### STATED PROBLEM
Pick out the lines below that contain the string "从基本面看" and copy them all.

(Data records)
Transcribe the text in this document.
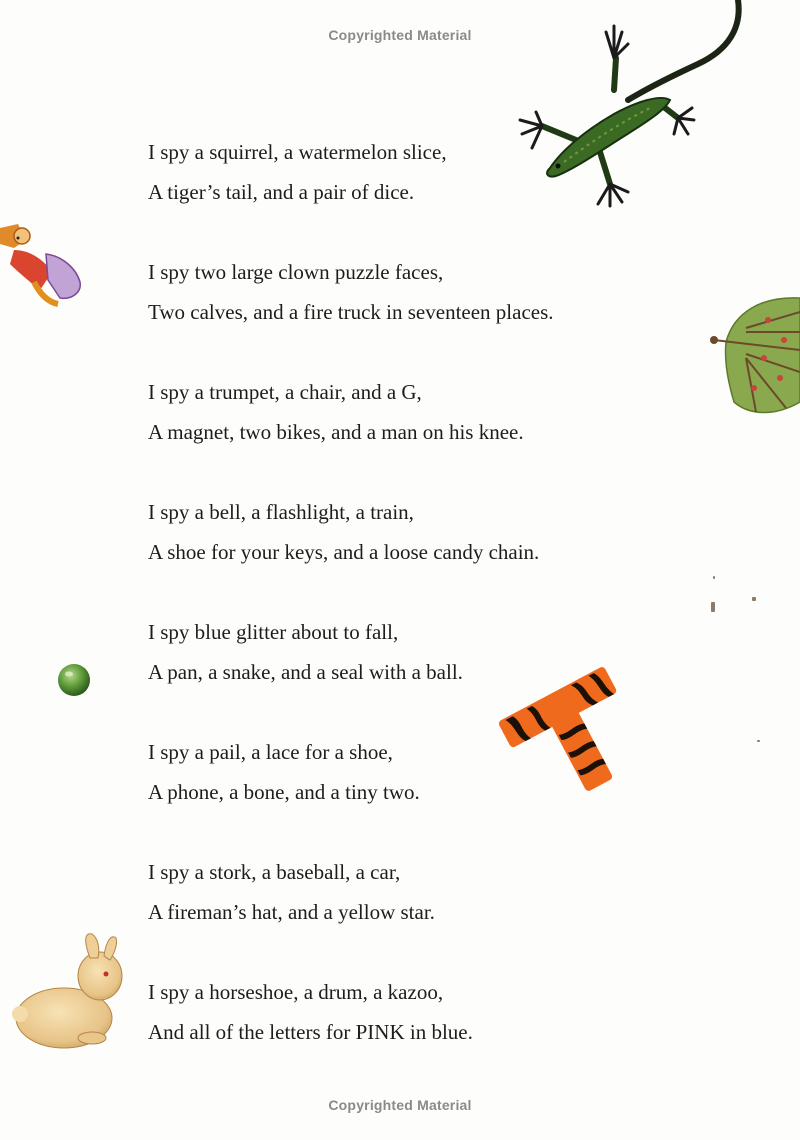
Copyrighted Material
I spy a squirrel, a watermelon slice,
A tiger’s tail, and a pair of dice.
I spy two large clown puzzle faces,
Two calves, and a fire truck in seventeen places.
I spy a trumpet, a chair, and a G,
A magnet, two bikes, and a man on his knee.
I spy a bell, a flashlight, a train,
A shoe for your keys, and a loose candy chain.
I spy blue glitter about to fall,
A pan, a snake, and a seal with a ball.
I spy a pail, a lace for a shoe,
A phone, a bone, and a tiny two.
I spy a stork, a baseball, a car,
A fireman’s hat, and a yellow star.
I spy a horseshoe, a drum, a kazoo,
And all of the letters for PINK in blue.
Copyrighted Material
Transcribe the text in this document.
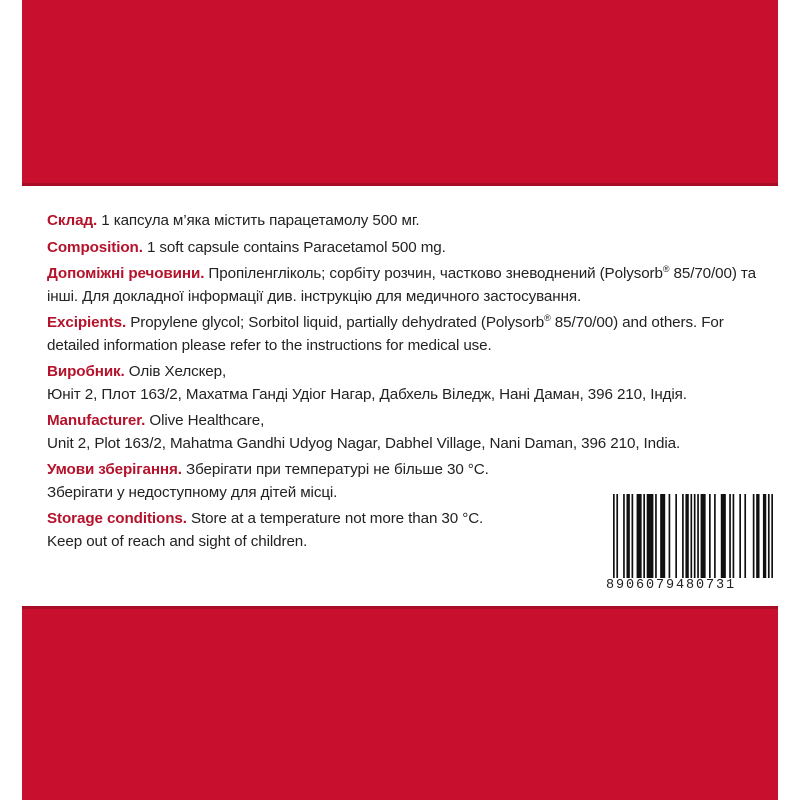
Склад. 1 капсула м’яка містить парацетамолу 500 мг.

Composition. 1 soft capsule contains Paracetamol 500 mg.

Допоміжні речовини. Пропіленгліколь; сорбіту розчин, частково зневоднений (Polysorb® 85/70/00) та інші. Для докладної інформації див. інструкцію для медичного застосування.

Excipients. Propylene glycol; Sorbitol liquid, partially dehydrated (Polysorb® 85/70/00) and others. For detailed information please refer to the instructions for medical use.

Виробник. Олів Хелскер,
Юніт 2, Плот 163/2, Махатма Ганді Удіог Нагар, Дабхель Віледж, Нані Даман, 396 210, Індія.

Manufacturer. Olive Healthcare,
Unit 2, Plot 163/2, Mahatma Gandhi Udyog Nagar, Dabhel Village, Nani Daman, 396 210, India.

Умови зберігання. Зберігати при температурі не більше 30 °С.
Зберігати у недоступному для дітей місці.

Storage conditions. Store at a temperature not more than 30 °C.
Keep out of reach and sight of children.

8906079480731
--
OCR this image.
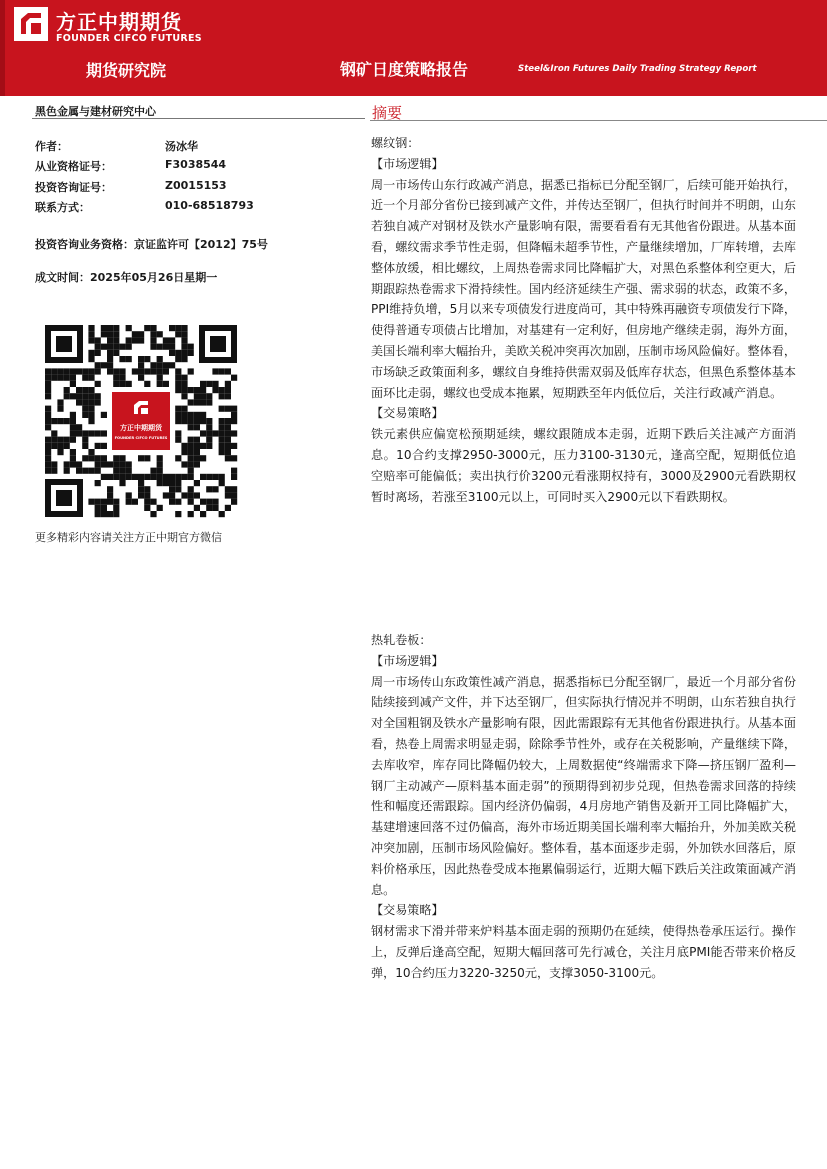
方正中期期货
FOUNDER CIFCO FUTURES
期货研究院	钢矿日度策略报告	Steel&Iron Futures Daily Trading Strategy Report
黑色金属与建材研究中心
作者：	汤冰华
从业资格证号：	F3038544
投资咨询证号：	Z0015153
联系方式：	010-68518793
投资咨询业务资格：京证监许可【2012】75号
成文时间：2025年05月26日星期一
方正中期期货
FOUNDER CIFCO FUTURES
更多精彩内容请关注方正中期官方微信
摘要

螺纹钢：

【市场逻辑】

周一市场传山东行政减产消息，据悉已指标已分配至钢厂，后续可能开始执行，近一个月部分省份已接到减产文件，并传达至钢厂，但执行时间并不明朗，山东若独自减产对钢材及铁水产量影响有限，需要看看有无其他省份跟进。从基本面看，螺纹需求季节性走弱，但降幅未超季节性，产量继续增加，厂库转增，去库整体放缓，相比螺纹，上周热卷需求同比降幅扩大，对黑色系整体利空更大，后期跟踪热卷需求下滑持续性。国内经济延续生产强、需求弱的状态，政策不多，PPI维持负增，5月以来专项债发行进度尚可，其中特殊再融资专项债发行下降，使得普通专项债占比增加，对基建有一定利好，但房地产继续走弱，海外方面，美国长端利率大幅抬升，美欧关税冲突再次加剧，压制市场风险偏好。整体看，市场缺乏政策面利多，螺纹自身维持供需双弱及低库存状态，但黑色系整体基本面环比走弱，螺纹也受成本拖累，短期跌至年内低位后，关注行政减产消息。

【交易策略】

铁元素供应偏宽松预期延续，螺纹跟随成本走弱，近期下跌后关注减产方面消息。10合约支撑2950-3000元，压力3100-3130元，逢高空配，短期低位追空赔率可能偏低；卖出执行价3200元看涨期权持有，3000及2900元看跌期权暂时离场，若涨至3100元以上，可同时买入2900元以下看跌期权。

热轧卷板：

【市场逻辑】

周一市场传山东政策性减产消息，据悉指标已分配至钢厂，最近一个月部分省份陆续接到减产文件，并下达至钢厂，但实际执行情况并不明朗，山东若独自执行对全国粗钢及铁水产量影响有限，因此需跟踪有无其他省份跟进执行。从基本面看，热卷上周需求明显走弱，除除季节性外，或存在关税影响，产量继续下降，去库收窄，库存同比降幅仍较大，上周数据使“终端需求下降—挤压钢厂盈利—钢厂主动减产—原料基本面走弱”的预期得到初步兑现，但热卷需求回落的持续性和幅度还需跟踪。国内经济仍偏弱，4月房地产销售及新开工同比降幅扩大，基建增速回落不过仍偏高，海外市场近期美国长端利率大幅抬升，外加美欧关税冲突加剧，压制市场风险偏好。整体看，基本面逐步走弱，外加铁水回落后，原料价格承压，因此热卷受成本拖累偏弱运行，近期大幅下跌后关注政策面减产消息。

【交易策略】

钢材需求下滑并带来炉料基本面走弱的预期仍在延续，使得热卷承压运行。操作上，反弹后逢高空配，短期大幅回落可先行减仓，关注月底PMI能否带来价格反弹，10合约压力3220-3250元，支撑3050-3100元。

### RESPONSE FOR THIS EXERCISE
周一市场传山东行政减产消息，据悉已指标已分配至钢厂，后续可能开始执行，近一个月部分省份已接到减产文件，并传达至钢厂，但执行时间并不明朗，山东若独自减产对钢材及铁水产量影响有限，需要看看有无其他省份跟进。从基本面看，螺纹需求季节性走弱，但降幅未超季节性，产量继续增加，厂库转增，去库整体放缓，相比螺纹，上周热卷需求同比降幅扩大，对黑色系整体利空更大，后期跟踪热卷需求下滑持续性。国内经济延续生产强、需求弱的状态，政策不多，PPI维持负增，5月以来专项债发行进度尚可，其中特殊再融资专项债发行下降，使得普通专项债占比增加，对基建有一定利好，但房地产继续走弱，海外方面，美国长端利率大幅抬升，美欧关税冲突再次加剧，压制市场风险偏好。整体看，市场缺乏政策面利多，螺纹自身维持供需双弱及低库存状态，但黑色系整体基本面环比走弱，螺纹也受成本拖累，短期跌至年内低位后，关注行政减产消息。
周一市场传山东政策性减产消息，据悉指标已分配至钢厂，最近一个月部分省份陆续接到减产文件，并下达至钢厂，但实际执行情况并不明朗，山东若独自执行对全国粗钢及铁水产量影响有限，因此需跟踪有无其他省份跟进执行。从基本面看，热卷上周需求明显走弱，除除季节性外，或存在关税影响，产量继续下降，去库收窄，库存同比降幅仍较大，上周数据使“终端需求下降—挤压钢厂盈利—钢厂主动减产—原料基本面走弱”的预期得到初步兑现，但热卷需求回落的持续性和幅度还需跟踪。国内经济仍偏弱，4月房地产销售及新开工同比降幅扩大，基建增速回落不过仍偏高，海外市场近期美国长端利率大幅抬升，外加美欧关税冲突加剧，压制市场风险偏好。整体看，基本面逐步走弱，外加铁水回落后，原料价格承压，因此热卷受成本拖累偏弱运行，近期大幅下跌后关注政策面减产消息。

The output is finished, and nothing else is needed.